» **Listing**:
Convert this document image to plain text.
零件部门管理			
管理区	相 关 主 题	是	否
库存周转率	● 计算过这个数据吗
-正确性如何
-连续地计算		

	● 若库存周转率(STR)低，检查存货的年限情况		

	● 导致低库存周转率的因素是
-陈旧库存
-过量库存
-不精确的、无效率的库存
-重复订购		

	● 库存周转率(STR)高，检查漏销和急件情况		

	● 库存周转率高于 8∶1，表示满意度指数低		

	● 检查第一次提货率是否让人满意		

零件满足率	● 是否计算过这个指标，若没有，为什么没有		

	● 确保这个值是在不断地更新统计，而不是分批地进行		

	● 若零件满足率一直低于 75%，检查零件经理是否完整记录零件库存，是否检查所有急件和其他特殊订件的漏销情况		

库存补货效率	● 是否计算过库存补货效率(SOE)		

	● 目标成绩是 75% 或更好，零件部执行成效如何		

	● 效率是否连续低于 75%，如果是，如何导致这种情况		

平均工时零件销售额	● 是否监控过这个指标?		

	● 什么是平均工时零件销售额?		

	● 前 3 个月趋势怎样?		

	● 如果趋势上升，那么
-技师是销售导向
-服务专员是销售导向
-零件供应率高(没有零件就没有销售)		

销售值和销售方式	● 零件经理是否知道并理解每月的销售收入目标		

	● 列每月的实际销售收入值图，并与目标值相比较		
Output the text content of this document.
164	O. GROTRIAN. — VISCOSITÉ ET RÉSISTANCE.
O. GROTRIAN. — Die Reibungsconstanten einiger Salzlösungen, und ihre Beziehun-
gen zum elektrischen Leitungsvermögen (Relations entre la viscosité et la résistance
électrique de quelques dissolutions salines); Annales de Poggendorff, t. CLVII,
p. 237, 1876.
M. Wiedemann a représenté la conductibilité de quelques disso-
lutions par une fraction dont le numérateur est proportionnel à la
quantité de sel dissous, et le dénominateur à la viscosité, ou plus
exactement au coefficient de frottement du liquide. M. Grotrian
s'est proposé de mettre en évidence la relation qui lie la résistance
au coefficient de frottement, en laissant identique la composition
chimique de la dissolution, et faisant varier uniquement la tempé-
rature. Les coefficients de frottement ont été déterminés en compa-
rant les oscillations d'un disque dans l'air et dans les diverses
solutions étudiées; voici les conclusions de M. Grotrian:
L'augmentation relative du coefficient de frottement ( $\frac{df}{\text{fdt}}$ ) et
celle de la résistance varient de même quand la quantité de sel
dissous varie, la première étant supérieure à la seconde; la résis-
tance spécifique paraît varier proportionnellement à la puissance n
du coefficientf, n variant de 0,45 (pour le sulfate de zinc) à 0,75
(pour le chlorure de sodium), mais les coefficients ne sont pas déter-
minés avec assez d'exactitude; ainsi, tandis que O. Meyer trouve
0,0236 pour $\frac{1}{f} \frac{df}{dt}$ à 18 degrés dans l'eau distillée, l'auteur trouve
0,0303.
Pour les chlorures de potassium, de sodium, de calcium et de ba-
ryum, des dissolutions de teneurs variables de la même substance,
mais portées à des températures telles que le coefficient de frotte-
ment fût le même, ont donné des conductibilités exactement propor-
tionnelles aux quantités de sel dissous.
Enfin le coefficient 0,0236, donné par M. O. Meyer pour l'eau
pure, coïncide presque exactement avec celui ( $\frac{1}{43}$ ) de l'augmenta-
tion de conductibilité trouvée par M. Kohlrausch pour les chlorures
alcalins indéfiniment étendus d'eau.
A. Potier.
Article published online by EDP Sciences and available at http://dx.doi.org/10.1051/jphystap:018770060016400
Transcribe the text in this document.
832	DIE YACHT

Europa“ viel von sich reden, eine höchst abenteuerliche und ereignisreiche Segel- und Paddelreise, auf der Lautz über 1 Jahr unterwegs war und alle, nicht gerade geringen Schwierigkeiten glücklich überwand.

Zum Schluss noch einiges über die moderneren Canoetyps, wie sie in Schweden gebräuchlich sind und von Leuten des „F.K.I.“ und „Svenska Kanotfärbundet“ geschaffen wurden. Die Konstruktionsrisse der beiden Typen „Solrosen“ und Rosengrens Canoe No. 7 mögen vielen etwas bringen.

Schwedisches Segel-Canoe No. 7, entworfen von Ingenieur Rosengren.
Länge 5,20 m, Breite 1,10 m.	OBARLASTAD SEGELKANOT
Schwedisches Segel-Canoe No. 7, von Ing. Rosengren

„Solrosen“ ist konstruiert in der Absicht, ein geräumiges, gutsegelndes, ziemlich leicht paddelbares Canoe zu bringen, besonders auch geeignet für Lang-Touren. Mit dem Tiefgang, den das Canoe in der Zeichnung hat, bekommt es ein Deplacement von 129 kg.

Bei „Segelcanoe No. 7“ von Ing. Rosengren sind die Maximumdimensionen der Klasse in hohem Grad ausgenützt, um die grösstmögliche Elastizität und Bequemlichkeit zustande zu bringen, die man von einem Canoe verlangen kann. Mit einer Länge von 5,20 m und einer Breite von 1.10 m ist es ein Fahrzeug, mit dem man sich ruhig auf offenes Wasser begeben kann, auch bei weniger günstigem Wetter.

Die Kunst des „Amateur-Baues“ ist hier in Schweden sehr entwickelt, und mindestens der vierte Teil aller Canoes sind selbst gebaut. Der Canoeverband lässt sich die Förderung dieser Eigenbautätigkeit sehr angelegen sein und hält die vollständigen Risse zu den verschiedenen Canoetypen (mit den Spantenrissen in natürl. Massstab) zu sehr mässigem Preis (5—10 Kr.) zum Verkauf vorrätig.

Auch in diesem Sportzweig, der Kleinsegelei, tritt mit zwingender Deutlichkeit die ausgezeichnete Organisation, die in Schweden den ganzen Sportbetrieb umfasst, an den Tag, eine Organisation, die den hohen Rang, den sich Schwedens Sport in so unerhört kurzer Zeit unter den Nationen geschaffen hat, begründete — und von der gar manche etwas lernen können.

» **Instructions for the task**:
Locate the word "varier" in the records and collect each line it appears in.

» **Exercise response**:
chimique de la dissolution, et faisant varier uniquement la tempé-
tance spécifique paraît varier proportionnellement à la puissance n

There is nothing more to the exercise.